>> begin

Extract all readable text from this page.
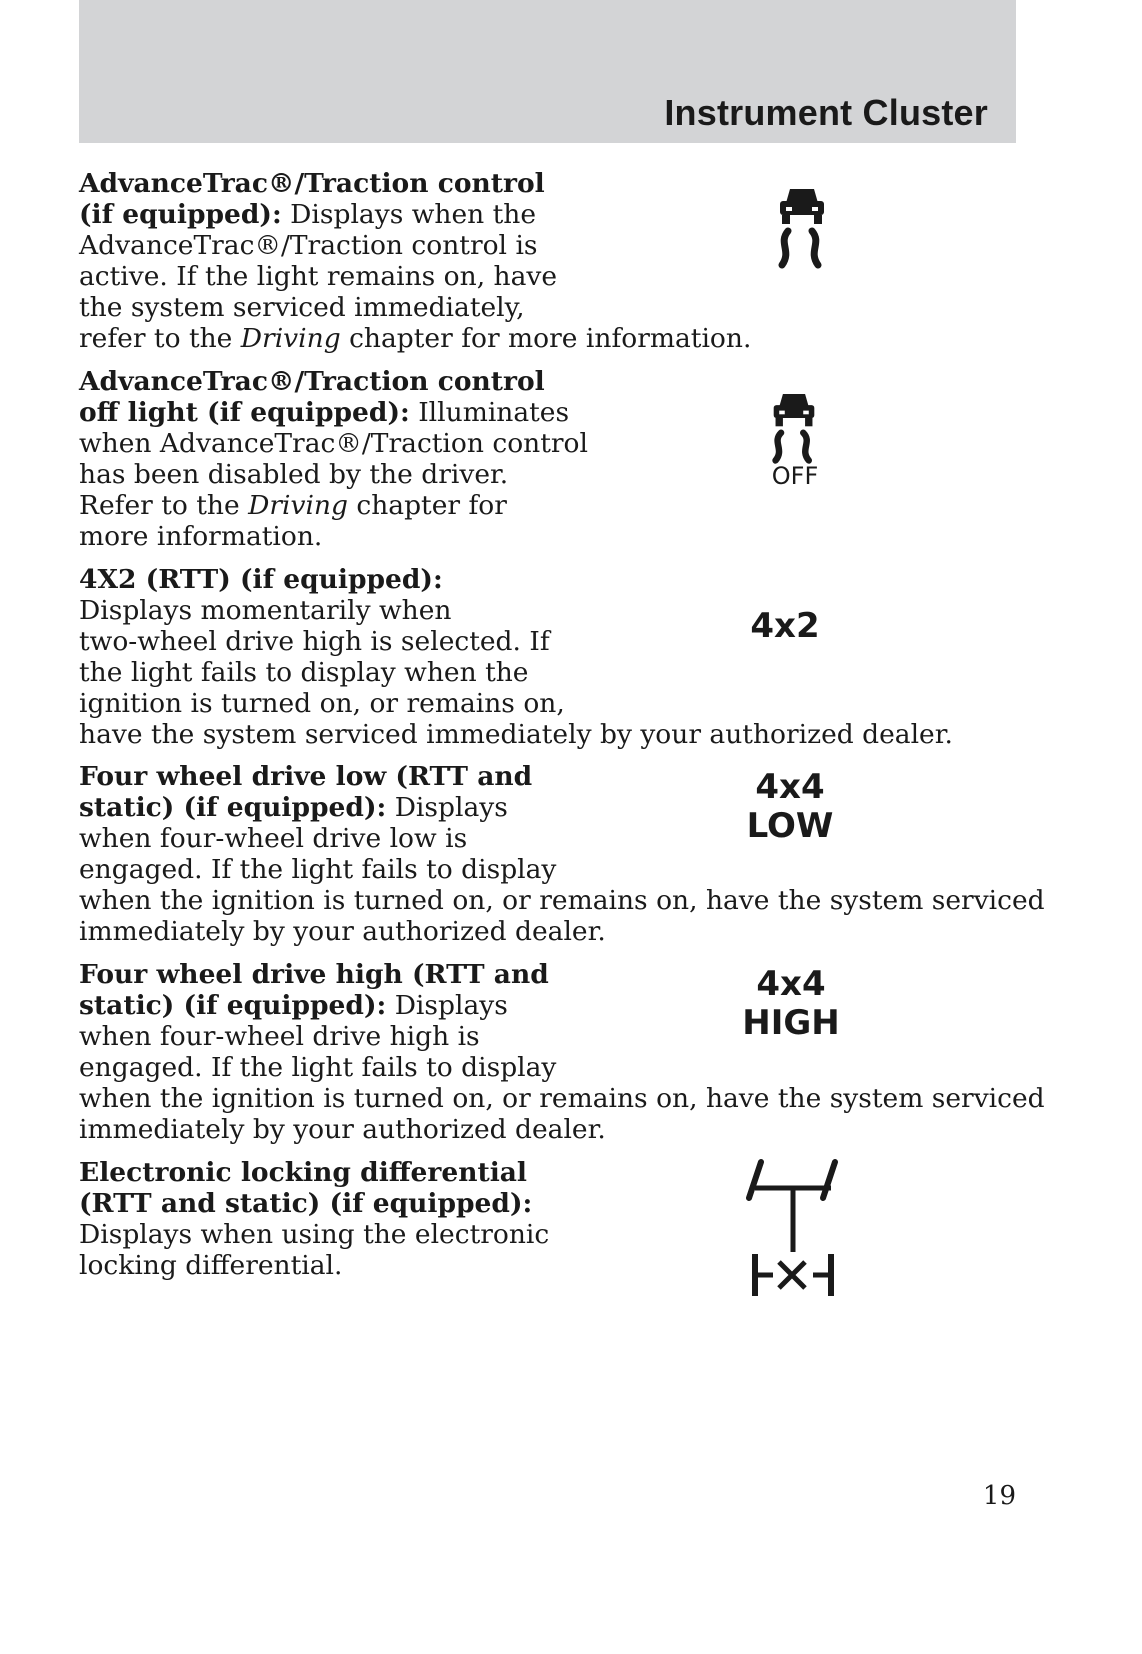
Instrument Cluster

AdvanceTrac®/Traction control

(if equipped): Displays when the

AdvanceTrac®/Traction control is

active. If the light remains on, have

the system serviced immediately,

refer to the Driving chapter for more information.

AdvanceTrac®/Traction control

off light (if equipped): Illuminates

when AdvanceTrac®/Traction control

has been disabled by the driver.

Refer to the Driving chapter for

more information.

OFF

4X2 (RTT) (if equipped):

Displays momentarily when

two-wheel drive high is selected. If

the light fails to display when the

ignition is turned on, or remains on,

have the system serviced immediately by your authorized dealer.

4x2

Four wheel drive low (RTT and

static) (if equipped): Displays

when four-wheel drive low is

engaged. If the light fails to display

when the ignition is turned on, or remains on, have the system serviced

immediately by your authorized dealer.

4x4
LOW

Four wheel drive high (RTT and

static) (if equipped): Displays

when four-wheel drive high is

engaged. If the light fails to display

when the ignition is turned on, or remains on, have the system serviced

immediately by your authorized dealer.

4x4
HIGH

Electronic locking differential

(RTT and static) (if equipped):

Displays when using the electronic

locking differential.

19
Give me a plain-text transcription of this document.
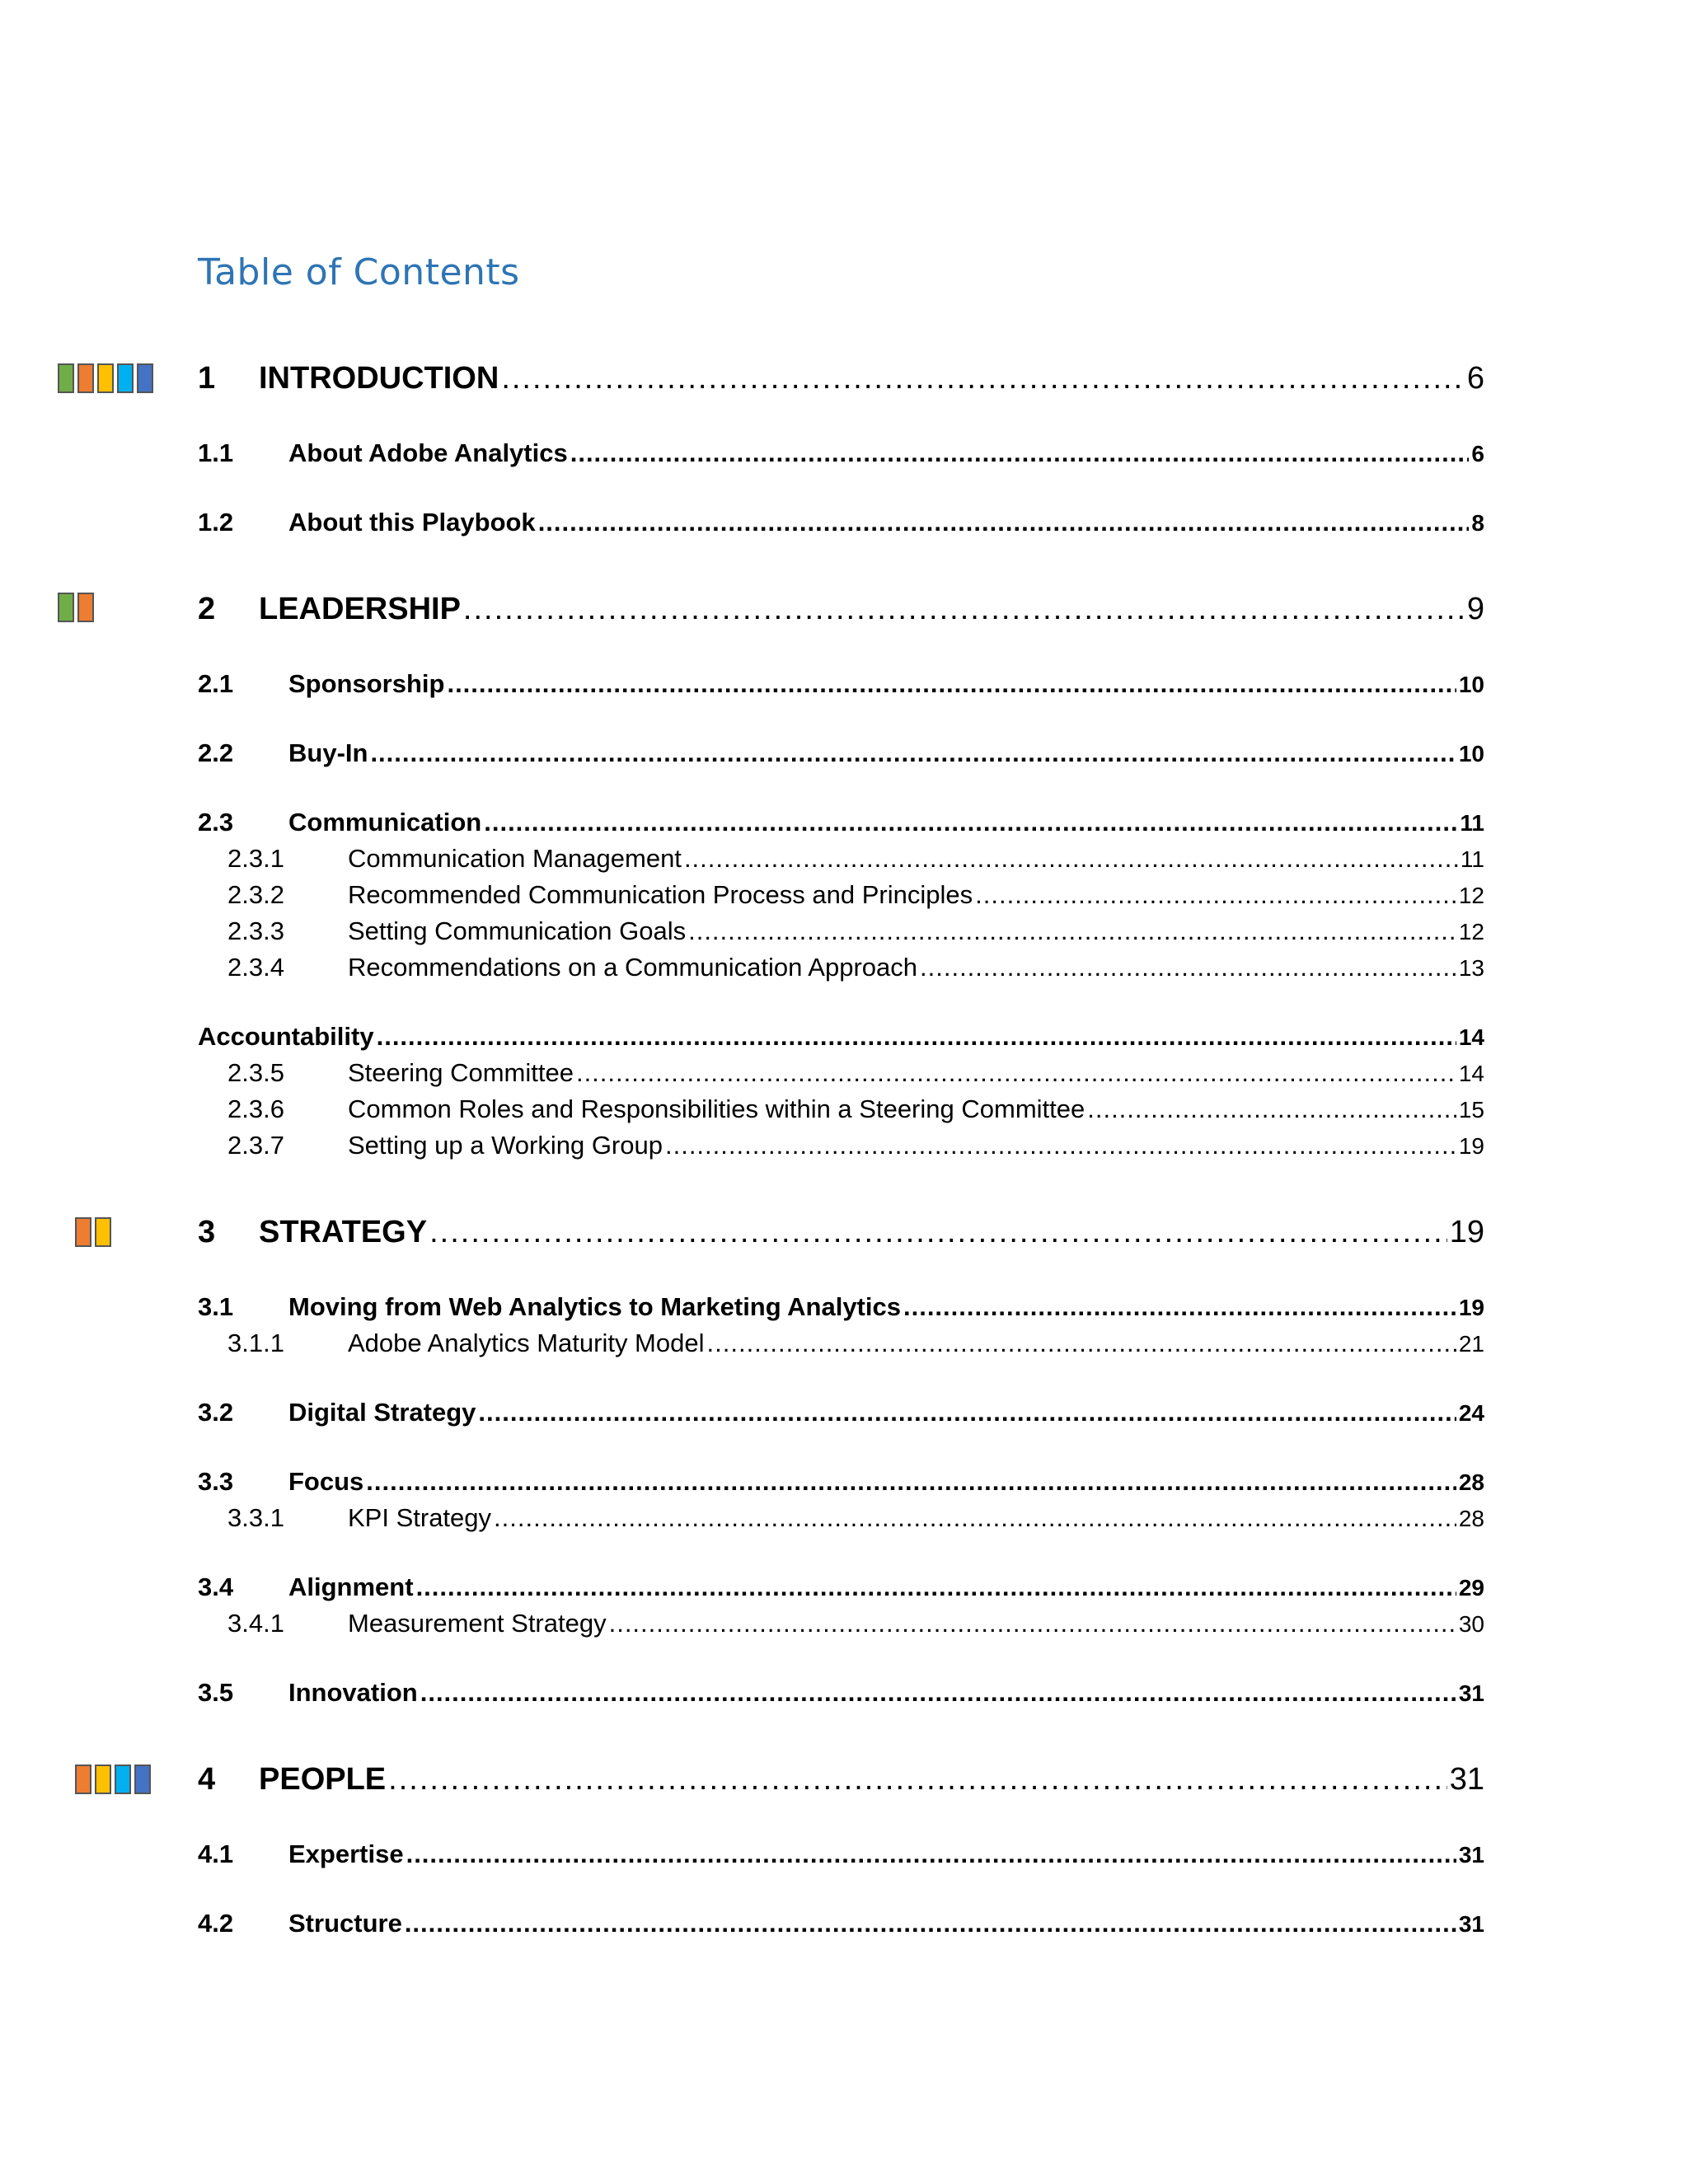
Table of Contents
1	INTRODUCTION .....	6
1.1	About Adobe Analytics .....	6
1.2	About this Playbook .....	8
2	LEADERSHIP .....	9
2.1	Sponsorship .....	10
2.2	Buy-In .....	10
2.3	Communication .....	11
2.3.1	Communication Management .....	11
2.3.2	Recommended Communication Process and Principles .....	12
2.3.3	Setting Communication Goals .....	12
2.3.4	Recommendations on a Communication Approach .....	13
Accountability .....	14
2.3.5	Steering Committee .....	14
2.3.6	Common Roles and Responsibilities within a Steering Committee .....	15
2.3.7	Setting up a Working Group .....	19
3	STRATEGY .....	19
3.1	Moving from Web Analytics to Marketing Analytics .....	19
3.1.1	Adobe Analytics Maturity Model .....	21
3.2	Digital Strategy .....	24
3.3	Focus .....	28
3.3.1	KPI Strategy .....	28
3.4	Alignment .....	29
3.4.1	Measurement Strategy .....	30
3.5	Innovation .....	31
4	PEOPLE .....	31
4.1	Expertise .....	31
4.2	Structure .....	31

>> end

◆ Exercise objective:
Find every line in the records that contains the word "system"; copy those lines.

◆ Response below:
the system serviced immediately,
have the system serviced immediately by your authorized dealer.
when the ignition is turned on, or remains on, have the system serviced
when the ignition is turned on, or remains on, have the system serviced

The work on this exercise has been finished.